Short problem -
Identify each line holding the string "this" and copy it.

Input rows -

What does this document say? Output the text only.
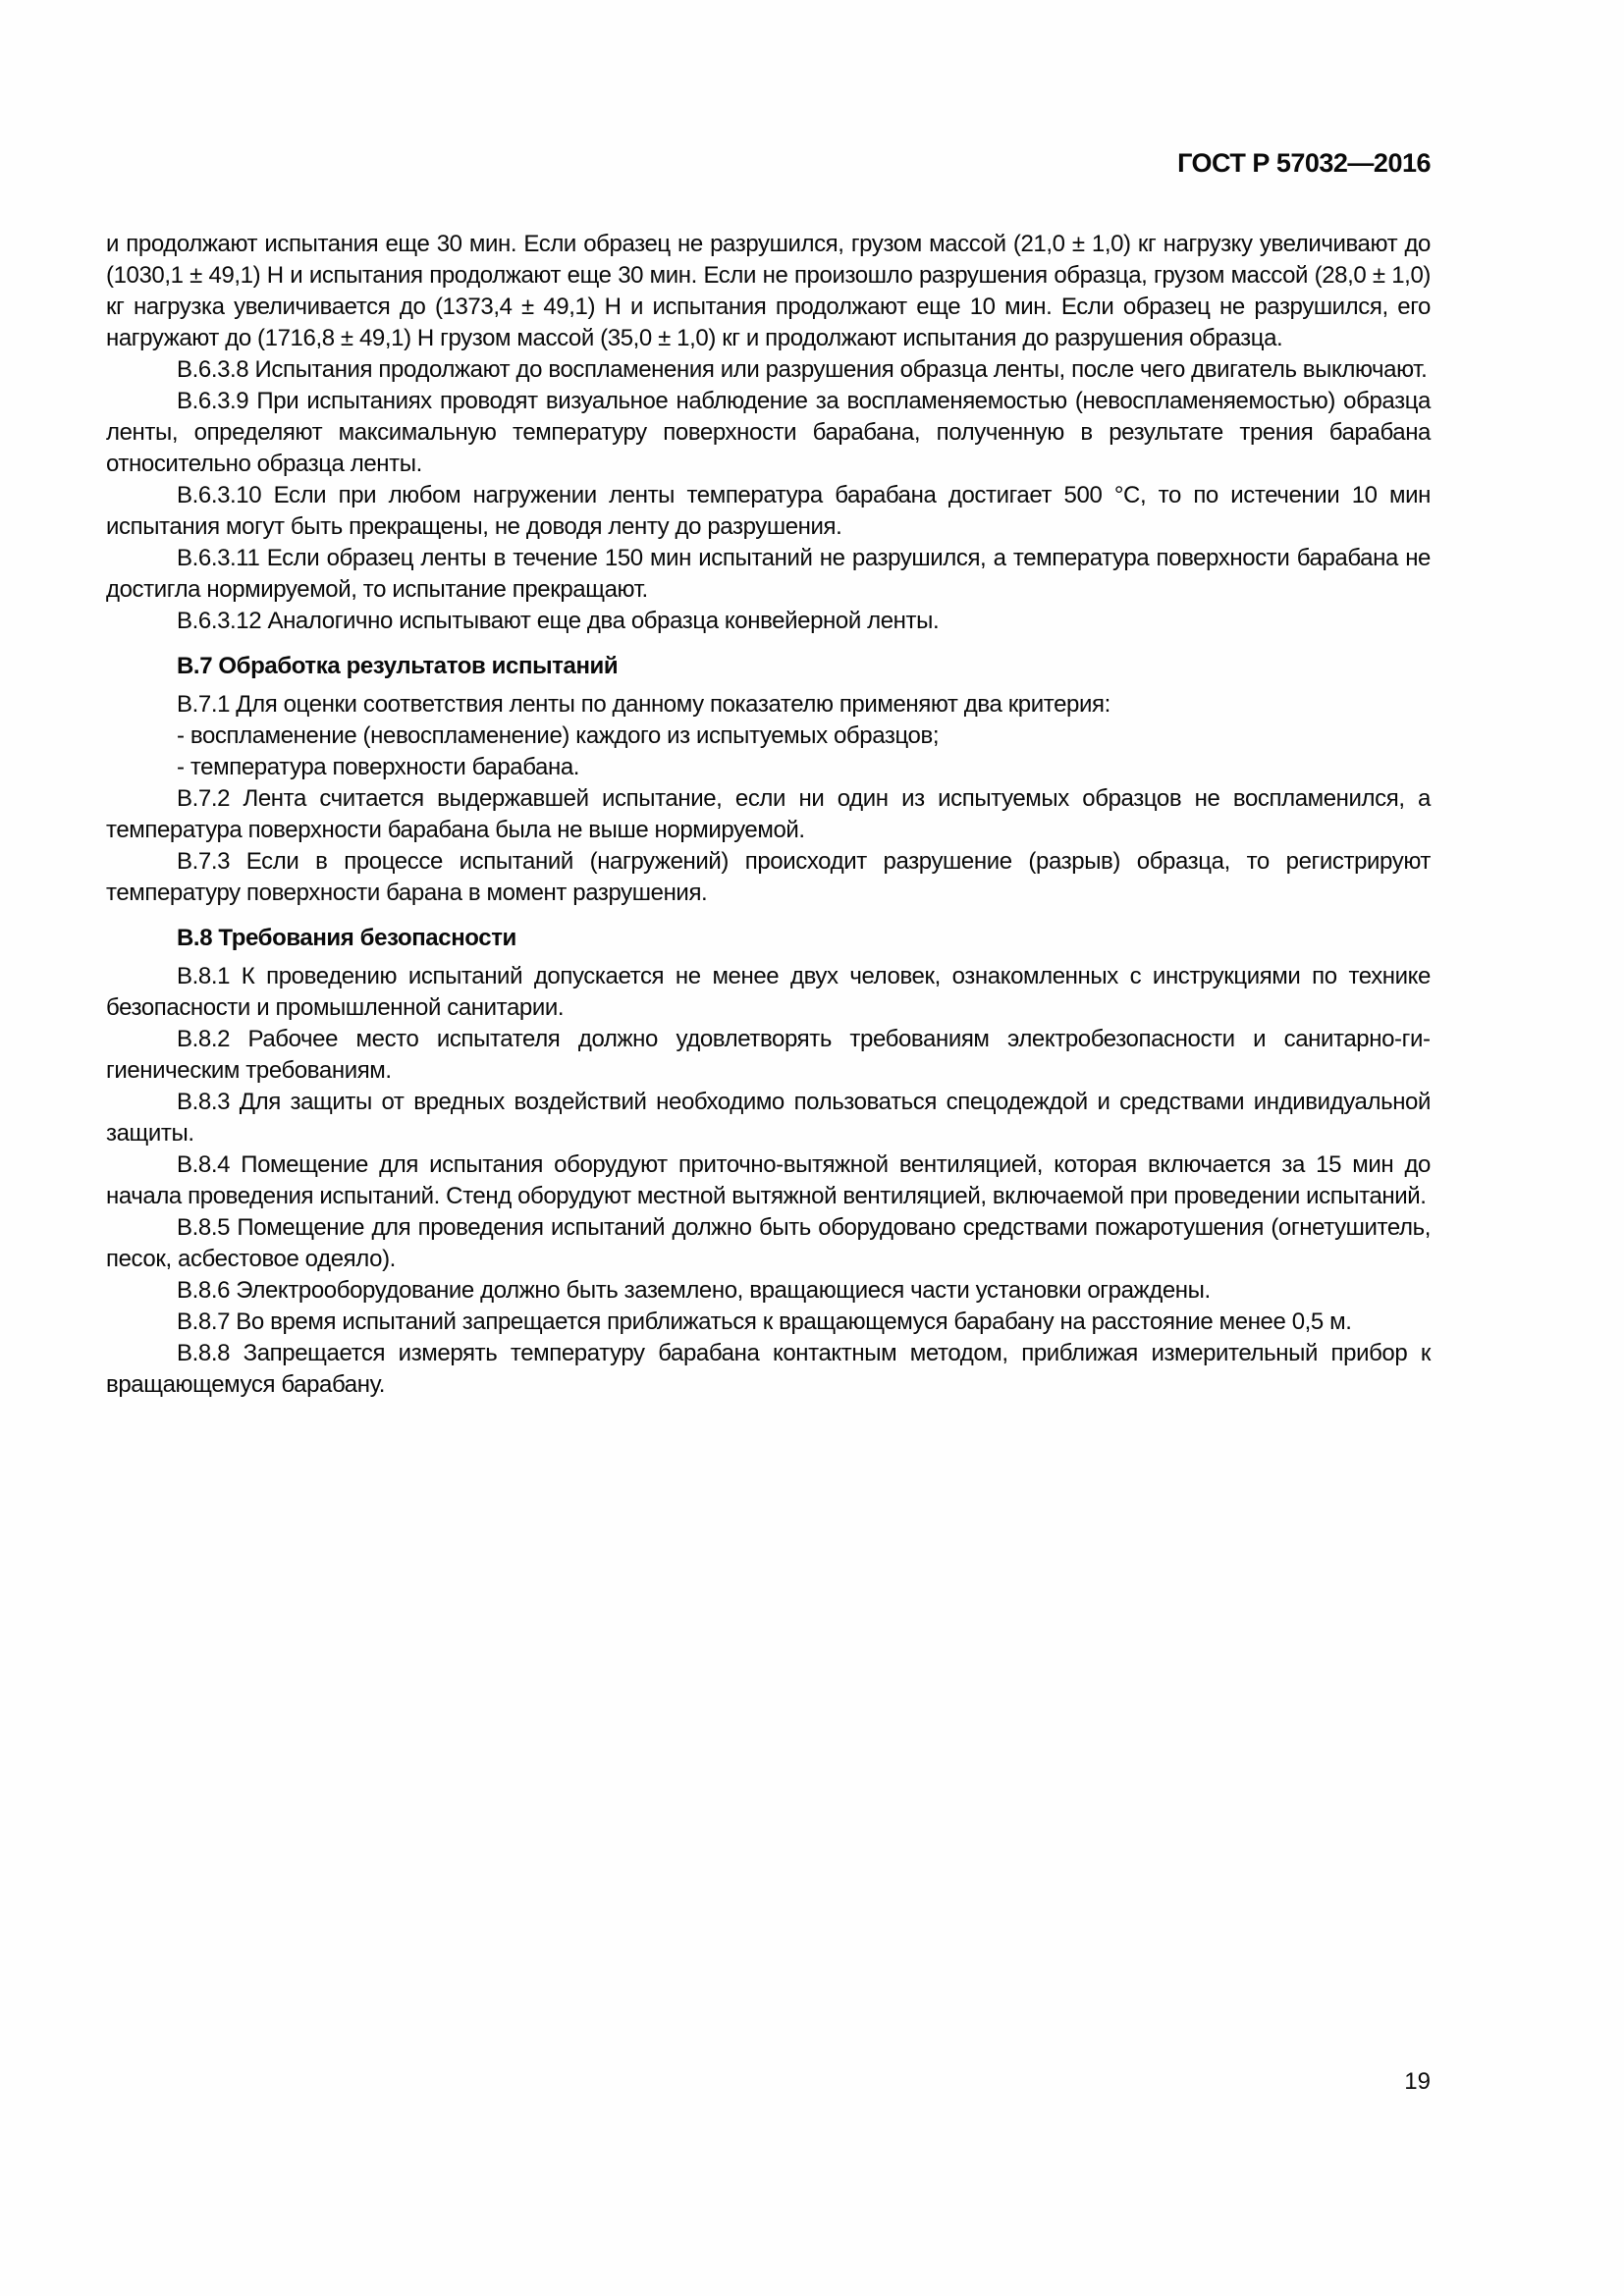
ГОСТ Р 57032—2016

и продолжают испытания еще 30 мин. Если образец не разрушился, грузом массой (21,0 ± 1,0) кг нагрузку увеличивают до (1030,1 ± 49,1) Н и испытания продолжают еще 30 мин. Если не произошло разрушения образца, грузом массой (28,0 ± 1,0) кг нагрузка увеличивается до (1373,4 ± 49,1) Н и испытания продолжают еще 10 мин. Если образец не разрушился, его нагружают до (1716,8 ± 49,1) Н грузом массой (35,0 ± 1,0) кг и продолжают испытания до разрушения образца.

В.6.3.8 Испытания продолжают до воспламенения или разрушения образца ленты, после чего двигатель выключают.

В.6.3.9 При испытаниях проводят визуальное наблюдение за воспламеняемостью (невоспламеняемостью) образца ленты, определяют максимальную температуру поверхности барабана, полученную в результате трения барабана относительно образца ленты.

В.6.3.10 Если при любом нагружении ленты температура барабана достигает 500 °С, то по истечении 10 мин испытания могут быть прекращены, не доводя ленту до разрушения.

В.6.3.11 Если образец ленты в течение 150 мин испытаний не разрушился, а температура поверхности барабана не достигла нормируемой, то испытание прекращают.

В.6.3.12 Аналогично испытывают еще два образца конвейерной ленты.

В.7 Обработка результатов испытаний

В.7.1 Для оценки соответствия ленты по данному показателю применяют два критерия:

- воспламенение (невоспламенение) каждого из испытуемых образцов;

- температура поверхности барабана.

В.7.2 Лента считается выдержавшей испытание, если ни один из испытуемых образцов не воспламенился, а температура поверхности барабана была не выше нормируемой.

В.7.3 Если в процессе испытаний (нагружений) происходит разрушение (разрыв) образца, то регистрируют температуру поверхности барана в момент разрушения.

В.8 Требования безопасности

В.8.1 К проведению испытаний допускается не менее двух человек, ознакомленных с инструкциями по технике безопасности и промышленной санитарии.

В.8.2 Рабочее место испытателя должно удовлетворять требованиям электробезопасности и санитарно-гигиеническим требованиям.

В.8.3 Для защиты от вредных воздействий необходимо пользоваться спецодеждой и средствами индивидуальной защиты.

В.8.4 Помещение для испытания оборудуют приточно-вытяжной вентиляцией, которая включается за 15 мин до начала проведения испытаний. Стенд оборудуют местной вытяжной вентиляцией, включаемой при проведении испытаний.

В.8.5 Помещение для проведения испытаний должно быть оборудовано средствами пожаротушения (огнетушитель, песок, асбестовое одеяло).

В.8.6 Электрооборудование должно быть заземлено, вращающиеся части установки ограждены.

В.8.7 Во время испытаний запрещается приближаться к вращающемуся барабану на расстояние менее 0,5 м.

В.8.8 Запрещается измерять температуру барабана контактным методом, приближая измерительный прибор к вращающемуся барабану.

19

...

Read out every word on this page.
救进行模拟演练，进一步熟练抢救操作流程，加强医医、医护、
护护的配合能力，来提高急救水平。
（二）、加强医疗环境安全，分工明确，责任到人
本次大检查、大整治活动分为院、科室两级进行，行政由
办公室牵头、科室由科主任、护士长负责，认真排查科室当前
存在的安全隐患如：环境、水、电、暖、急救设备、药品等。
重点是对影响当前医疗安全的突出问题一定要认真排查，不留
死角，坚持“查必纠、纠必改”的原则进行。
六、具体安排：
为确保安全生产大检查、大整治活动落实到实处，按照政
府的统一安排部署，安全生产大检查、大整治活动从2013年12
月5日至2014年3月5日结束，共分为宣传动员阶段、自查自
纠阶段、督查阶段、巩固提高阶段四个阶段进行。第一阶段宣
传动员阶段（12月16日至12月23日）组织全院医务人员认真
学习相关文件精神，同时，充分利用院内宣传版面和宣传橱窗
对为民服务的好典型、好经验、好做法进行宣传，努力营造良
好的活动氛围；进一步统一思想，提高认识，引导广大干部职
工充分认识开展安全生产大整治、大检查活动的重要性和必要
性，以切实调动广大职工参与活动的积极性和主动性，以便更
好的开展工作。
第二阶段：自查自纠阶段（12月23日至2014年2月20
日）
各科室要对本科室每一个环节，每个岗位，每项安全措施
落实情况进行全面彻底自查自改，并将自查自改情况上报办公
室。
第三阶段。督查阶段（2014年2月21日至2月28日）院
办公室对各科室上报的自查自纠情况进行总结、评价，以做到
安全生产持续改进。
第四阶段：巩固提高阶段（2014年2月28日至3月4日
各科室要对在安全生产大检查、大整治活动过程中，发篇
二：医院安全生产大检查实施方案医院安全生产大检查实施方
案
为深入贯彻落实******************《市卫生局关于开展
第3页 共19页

Output -
What does this document say? Output the text only.
Read out every word on this page.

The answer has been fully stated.